GOAL:
Copy out all the lines in the records that include the word "vitesse".

===== EXERCISE DATA

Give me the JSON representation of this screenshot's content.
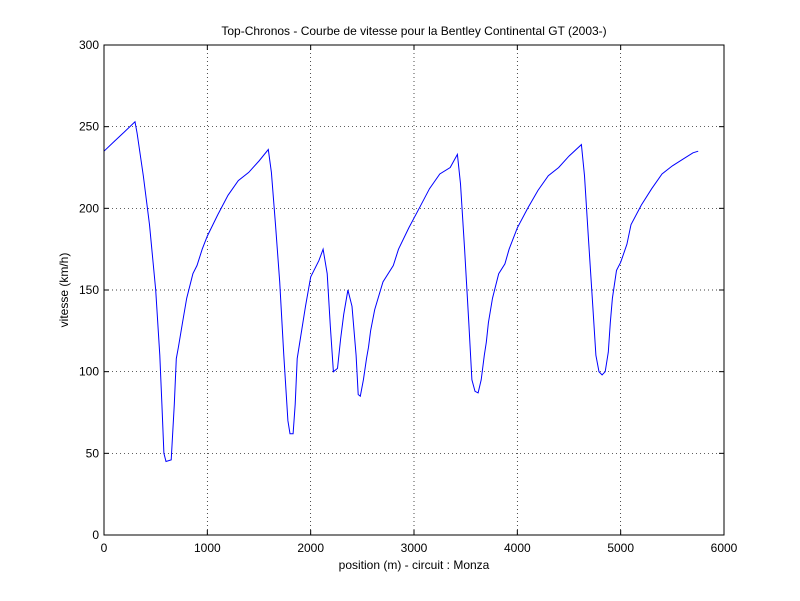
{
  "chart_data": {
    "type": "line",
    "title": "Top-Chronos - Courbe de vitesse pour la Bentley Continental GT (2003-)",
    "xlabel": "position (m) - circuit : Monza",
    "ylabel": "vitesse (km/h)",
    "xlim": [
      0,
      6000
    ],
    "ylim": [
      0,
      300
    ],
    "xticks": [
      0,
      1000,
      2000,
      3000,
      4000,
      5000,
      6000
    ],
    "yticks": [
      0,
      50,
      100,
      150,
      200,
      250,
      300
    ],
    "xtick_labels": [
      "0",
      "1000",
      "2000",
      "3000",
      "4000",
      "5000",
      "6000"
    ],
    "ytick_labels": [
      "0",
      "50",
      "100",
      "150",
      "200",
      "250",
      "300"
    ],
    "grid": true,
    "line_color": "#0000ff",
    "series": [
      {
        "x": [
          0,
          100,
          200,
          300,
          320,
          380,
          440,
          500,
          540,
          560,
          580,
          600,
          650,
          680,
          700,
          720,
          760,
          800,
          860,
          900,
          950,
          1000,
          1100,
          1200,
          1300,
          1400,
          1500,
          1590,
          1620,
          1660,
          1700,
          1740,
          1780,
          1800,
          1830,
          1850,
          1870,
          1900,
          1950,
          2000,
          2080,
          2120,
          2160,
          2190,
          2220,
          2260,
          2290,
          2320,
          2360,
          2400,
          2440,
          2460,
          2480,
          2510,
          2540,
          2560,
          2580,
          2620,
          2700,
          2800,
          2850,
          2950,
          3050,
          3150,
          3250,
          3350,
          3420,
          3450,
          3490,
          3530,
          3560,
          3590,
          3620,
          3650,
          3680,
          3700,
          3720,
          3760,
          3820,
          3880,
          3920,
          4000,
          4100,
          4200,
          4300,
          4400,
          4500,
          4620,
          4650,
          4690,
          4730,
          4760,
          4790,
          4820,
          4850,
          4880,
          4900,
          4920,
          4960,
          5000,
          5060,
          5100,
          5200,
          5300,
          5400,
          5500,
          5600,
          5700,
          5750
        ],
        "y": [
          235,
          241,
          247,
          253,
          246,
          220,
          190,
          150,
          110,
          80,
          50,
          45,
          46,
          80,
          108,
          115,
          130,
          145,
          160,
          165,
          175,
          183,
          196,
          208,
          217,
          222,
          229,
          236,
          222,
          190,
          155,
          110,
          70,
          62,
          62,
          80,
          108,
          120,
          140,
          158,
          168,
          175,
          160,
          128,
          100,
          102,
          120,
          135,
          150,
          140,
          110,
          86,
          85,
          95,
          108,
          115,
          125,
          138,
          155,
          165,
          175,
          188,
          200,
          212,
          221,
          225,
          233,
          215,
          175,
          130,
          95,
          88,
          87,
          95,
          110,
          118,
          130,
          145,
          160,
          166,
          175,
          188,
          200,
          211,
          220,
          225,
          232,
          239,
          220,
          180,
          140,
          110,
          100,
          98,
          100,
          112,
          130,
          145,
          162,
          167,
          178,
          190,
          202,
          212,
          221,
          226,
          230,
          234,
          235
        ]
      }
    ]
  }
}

==========

EXERCISE RESPONSE:
    "title": "Top-Chronos - Courbe de vitesse pour la Bentley Continental GT (2003-)",
    "ylabel": "vitesse (km/h)",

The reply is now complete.